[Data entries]
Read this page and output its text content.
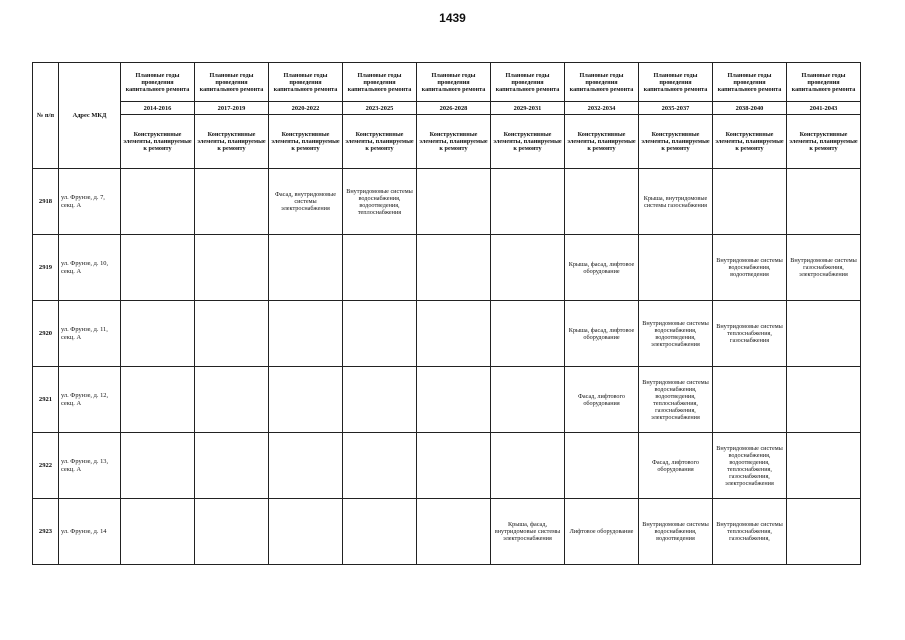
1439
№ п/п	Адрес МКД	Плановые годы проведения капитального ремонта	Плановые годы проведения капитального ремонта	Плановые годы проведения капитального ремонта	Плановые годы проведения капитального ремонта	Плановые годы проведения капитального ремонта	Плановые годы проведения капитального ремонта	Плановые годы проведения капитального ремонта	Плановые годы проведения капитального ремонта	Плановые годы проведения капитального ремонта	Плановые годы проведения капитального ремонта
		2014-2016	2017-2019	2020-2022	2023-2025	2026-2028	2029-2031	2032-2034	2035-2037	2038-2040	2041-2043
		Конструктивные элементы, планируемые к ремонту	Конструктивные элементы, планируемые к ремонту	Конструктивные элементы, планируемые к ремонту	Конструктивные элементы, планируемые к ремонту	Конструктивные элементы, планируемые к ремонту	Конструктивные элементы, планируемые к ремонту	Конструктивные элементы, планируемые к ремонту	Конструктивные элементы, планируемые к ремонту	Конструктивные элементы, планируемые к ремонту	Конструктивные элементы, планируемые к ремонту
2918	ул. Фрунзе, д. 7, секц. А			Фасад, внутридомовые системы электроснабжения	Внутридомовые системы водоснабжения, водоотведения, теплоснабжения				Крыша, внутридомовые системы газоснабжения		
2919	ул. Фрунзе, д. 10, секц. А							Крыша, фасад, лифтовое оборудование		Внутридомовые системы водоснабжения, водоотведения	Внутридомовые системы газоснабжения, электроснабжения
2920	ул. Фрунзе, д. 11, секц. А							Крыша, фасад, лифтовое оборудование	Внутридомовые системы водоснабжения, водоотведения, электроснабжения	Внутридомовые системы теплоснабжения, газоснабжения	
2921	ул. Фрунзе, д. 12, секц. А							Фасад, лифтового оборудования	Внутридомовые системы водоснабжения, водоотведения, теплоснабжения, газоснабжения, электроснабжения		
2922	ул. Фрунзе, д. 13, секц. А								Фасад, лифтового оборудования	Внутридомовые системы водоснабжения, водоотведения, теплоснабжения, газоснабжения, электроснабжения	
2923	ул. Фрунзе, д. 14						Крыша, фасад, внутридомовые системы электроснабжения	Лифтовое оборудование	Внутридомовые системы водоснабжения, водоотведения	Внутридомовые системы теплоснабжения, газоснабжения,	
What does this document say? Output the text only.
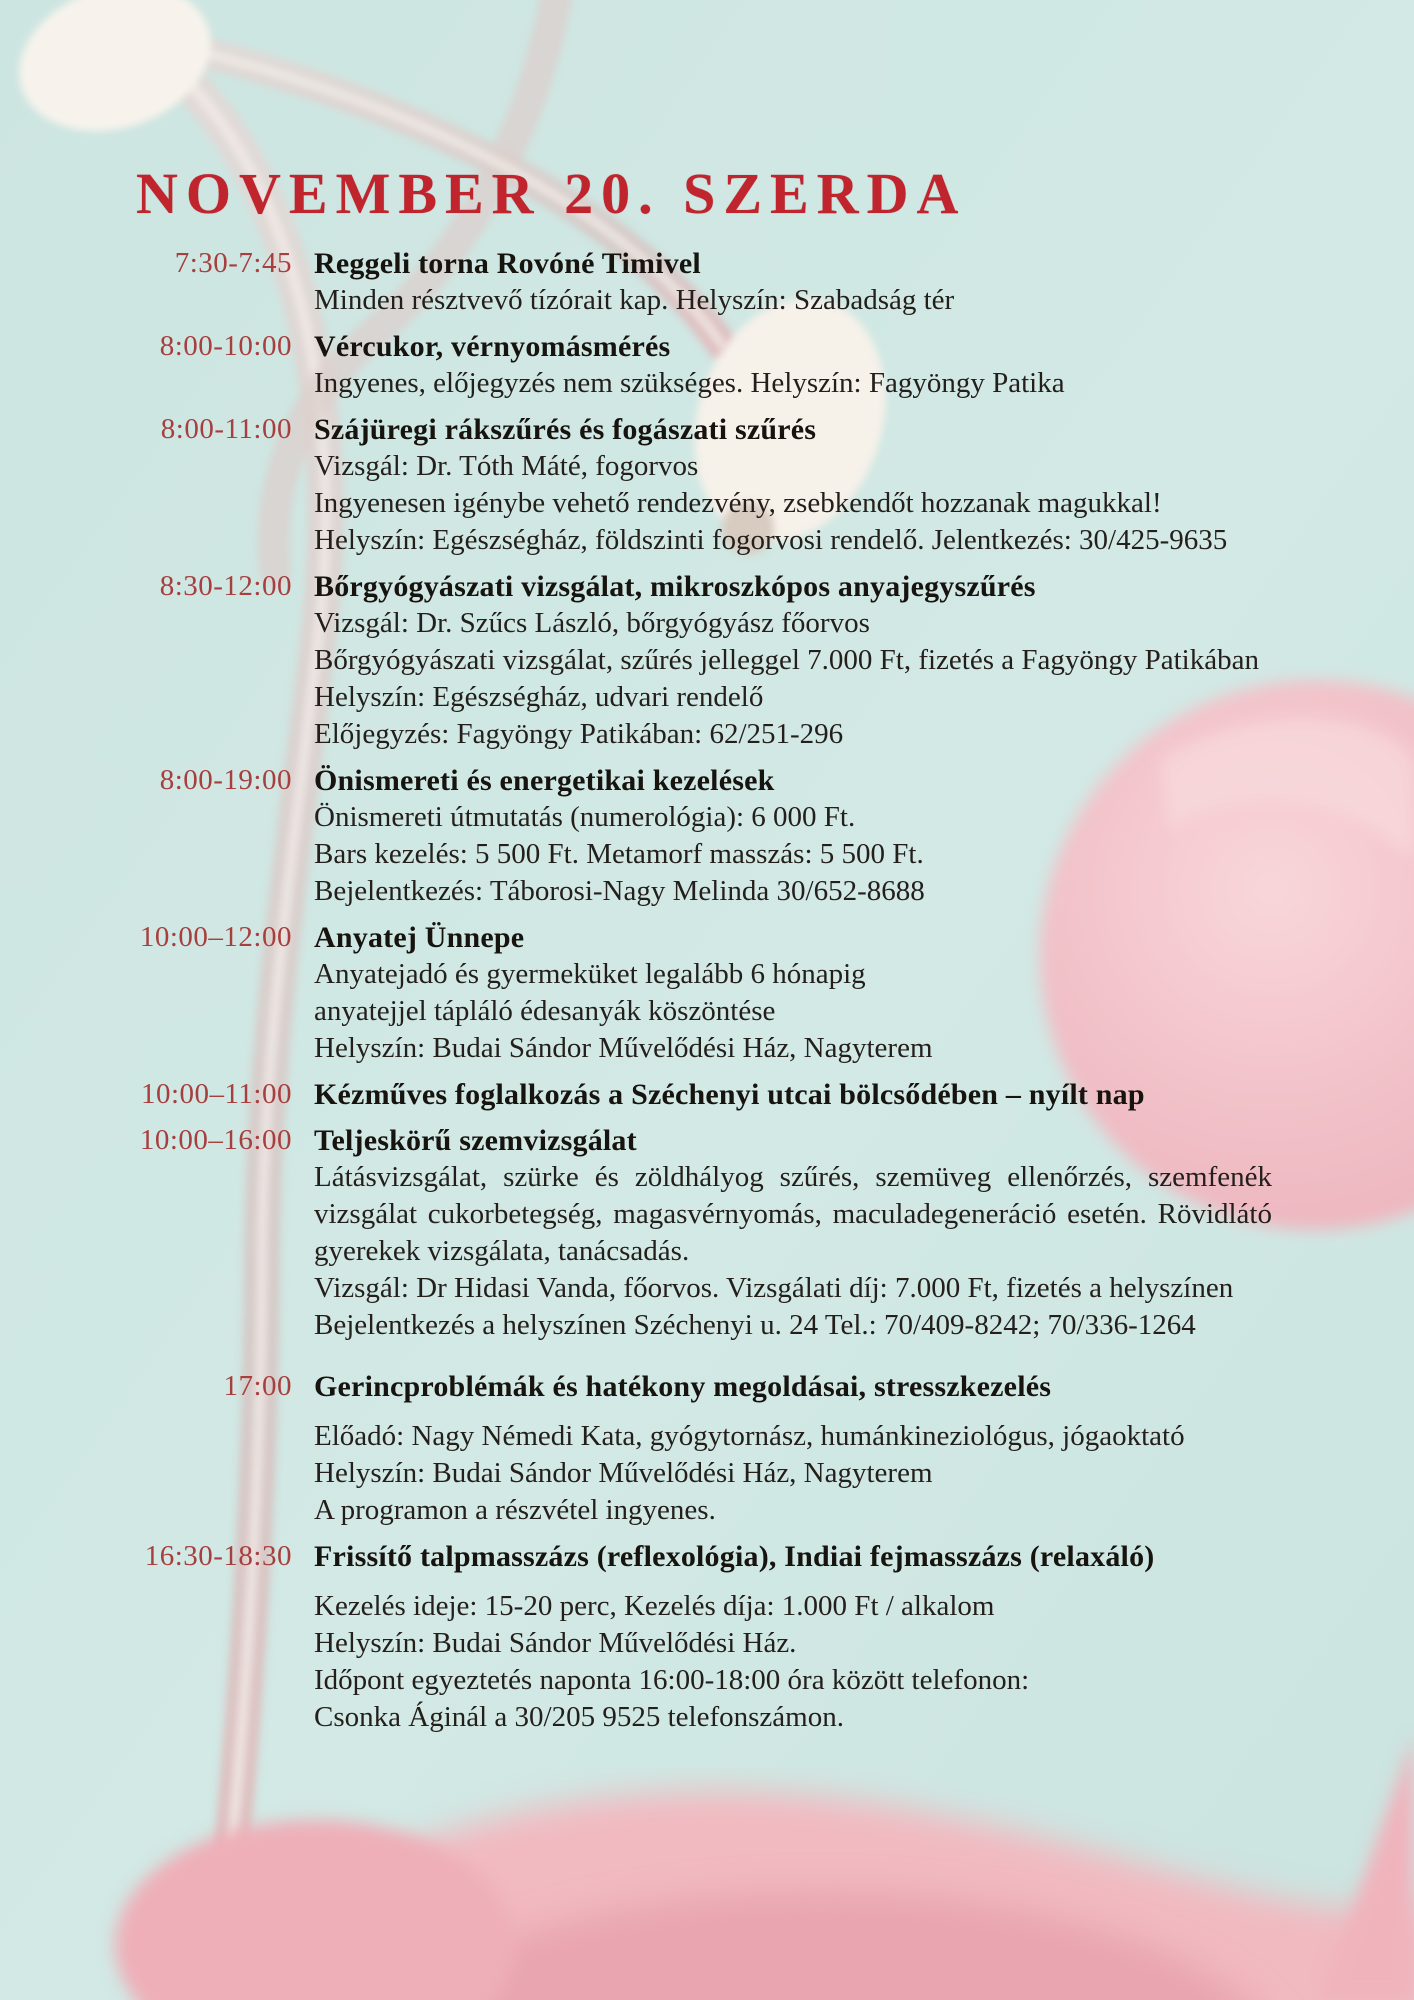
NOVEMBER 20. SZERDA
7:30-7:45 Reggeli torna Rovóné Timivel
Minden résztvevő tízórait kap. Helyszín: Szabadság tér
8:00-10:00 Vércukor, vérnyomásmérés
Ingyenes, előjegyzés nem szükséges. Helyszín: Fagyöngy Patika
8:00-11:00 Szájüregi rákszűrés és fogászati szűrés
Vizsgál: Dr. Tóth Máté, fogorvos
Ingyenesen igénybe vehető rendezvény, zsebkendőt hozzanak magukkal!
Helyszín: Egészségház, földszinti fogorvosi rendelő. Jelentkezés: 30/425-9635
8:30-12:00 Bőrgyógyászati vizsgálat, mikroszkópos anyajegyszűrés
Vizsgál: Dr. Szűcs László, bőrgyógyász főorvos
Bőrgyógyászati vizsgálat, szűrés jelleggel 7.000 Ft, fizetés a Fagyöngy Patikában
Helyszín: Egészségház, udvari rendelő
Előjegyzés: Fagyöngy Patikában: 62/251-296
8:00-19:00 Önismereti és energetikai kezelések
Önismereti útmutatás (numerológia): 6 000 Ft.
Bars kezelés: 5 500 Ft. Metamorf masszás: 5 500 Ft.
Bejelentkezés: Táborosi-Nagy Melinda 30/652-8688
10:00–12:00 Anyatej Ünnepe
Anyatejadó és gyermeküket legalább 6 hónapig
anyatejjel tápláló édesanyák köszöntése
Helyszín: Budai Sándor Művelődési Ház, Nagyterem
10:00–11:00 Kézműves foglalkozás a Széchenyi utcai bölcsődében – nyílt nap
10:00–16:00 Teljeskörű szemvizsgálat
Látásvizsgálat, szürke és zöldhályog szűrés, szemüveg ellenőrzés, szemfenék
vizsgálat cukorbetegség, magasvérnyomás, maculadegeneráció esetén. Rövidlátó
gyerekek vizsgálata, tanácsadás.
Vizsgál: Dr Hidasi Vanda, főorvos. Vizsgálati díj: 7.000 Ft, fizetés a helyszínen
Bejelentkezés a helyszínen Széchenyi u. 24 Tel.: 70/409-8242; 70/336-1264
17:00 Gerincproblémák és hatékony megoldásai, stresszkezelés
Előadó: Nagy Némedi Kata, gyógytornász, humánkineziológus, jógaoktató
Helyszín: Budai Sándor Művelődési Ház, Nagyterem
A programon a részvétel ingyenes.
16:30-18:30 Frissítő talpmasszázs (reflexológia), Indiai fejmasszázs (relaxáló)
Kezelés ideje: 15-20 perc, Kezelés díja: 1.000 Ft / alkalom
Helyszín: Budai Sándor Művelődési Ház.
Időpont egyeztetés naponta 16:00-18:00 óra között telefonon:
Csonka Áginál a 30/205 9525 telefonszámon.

**What is expected**
Scan the listing above and copy all lines containing the word "Patikában".

**Solution for this problem**
Bőrgyógyászati vizsgálat, szűrés jelleggel 7.000 Ft, fizetés a Fagyöngy Patikában
Előjegyzés: Fagyöngy Patikában: 62/251-296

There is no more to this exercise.